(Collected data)
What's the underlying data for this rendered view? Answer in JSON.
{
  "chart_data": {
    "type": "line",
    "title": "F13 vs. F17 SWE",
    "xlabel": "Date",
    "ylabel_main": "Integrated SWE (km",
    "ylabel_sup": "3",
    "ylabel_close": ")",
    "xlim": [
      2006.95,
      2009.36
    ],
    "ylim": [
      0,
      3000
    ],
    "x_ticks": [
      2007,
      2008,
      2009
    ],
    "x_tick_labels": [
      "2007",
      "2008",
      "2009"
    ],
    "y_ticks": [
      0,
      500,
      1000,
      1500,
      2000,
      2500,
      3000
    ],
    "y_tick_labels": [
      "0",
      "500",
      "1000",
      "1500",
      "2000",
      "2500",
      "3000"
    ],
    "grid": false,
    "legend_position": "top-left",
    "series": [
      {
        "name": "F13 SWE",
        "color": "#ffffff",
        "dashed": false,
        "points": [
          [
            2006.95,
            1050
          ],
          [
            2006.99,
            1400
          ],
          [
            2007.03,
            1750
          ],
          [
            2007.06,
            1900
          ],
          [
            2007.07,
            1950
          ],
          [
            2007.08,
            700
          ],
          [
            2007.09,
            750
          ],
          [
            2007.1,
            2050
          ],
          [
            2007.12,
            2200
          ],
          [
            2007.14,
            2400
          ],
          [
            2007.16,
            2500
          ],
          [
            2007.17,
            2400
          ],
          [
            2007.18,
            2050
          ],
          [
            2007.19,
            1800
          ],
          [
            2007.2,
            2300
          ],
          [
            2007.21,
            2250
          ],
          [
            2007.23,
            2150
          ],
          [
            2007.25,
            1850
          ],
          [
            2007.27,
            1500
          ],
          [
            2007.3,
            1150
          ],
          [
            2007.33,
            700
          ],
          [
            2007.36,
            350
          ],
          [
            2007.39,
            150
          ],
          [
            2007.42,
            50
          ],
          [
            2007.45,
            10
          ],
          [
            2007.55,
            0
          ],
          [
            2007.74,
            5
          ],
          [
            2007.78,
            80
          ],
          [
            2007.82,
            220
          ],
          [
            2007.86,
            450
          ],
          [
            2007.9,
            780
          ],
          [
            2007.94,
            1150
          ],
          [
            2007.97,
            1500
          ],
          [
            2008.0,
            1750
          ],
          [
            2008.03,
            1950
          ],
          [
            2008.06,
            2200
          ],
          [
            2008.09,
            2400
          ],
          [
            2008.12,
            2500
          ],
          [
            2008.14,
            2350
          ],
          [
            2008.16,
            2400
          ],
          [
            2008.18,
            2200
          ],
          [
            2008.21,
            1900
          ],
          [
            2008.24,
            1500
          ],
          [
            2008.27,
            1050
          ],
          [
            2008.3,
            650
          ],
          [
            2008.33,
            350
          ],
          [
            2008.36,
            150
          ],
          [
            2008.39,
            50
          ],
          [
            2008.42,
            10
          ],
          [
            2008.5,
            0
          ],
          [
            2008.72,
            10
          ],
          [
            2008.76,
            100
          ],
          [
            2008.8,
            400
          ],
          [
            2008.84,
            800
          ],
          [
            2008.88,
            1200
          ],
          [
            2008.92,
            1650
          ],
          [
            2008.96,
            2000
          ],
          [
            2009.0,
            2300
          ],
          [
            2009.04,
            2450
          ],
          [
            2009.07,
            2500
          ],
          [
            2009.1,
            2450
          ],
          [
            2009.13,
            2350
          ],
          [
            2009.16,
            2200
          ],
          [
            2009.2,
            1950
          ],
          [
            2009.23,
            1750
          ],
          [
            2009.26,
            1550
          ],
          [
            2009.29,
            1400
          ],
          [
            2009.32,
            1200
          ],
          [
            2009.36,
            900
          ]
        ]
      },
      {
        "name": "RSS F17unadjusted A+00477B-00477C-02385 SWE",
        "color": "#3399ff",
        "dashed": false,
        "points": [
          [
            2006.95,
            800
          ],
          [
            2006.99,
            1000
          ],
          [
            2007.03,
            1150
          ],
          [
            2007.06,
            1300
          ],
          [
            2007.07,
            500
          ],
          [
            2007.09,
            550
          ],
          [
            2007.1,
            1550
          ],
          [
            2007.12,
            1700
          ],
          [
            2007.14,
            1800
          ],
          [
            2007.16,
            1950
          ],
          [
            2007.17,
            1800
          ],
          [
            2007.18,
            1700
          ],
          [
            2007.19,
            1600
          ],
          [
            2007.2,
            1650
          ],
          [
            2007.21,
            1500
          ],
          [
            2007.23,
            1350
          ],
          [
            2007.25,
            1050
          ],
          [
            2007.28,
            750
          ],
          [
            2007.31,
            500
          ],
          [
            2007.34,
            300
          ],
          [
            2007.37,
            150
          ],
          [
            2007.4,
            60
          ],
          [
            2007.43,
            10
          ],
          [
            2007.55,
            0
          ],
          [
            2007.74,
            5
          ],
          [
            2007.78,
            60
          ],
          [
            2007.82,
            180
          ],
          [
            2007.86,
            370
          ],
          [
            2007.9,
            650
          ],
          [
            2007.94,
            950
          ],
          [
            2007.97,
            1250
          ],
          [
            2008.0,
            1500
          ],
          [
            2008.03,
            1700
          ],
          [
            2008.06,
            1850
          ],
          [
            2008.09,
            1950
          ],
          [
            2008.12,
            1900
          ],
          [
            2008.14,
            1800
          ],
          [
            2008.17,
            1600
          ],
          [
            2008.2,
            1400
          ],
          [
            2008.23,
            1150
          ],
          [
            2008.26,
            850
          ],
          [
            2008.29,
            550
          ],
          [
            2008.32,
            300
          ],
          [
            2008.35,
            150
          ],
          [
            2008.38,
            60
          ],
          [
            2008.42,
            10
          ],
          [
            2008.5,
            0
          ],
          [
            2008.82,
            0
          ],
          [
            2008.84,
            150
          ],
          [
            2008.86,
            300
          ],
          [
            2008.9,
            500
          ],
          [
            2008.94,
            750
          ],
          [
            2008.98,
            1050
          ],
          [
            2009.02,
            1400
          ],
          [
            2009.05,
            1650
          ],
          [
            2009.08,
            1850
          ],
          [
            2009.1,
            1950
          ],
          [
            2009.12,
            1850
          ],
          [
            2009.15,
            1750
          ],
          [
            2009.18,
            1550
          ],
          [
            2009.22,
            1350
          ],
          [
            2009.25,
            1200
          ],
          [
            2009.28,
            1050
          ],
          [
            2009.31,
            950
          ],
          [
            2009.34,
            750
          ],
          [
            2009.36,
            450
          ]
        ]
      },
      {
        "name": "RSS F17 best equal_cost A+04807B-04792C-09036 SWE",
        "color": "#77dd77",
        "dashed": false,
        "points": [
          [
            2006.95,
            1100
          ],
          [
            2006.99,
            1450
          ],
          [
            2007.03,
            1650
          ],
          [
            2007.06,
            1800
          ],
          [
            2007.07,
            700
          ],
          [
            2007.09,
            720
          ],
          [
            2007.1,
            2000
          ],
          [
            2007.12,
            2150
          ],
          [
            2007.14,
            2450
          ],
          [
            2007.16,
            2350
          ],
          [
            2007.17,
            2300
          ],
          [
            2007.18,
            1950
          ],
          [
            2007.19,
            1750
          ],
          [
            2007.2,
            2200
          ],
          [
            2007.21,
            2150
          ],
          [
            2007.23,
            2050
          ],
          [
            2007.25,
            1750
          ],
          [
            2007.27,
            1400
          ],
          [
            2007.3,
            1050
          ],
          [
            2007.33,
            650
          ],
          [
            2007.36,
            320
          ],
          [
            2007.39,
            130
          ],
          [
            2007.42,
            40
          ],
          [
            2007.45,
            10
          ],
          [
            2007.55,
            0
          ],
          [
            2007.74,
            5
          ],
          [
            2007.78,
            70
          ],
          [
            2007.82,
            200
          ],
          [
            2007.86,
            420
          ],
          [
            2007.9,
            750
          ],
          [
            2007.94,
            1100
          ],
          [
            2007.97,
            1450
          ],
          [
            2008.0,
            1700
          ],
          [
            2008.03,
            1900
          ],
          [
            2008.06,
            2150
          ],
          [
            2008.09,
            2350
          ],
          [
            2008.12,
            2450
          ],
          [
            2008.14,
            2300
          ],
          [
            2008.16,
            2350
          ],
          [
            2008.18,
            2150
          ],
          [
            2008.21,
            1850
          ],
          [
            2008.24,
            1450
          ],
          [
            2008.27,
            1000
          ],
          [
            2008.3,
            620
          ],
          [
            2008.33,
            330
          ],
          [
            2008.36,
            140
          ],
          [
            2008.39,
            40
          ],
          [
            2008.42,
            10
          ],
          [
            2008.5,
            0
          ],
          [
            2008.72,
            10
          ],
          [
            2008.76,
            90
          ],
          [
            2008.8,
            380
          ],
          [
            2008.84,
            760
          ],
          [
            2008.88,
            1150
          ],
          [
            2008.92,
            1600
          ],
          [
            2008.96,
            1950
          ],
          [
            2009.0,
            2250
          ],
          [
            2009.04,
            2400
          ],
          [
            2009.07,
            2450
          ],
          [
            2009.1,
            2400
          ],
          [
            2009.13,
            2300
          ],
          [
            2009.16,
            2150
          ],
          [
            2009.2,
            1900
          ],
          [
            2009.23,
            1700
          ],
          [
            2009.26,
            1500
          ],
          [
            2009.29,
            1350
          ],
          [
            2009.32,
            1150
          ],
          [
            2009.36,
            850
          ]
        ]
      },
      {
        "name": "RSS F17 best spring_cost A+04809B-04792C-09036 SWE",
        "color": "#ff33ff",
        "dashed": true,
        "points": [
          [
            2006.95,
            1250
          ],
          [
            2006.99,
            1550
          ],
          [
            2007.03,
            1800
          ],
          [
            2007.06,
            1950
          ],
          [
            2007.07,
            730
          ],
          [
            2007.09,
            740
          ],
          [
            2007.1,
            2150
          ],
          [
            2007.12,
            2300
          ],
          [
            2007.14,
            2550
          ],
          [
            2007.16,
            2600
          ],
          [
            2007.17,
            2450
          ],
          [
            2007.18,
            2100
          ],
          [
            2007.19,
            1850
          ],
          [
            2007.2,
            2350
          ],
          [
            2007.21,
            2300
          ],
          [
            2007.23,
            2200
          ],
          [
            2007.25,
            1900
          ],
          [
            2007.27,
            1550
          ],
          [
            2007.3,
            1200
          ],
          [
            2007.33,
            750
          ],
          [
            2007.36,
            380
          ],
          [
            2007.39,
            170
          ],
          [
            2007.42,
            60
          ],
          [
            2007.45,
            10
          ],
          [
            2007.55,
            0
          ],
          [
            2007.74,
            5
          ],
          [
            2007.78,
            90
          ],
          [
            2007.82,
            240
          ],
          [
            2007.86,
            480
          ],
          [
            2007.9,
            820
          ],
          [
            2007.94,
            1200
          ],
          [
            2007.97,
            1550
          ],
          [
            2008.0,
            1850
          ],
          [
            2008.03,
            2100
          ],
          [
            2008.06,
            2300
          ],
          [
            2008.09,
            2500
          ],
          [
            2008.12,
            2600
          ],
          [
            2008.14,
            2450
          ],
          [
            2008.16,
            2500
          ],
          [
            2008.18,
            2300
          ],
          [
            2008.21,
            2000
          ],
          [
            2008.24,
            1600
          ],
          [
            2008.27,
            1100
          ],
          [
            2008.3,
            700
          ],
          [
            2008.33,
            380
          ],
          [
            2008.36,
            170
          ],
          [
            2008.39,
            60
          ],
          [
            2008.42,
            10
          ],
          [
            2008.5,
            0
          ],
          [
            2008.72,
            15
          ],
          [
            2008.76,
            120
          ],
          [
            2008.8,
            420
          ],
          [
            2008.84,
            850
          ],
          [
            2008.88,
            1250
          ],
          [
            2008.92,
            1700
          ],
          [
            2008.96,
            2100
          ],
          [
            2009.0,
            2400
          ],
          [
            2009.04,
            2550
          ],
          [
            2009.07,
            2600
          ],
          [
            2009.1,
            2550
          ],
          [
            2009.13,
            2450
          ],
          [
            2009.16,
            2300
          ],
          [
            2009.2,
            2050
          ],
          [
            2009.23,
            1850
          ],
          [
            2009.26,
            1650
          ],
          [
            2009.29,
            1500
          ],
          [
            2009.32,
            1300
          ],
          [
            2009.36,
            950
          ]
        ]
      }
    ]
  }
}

## What you have to do
Please list every line of the records that contains "best".

## Solution for this problem
        "name": "RSS F17 best equal_cost A+04807B-04792C-09036 SWE",
        "name": "RSS F17 best spring_cost A+04809B-04792C-09036 SWE",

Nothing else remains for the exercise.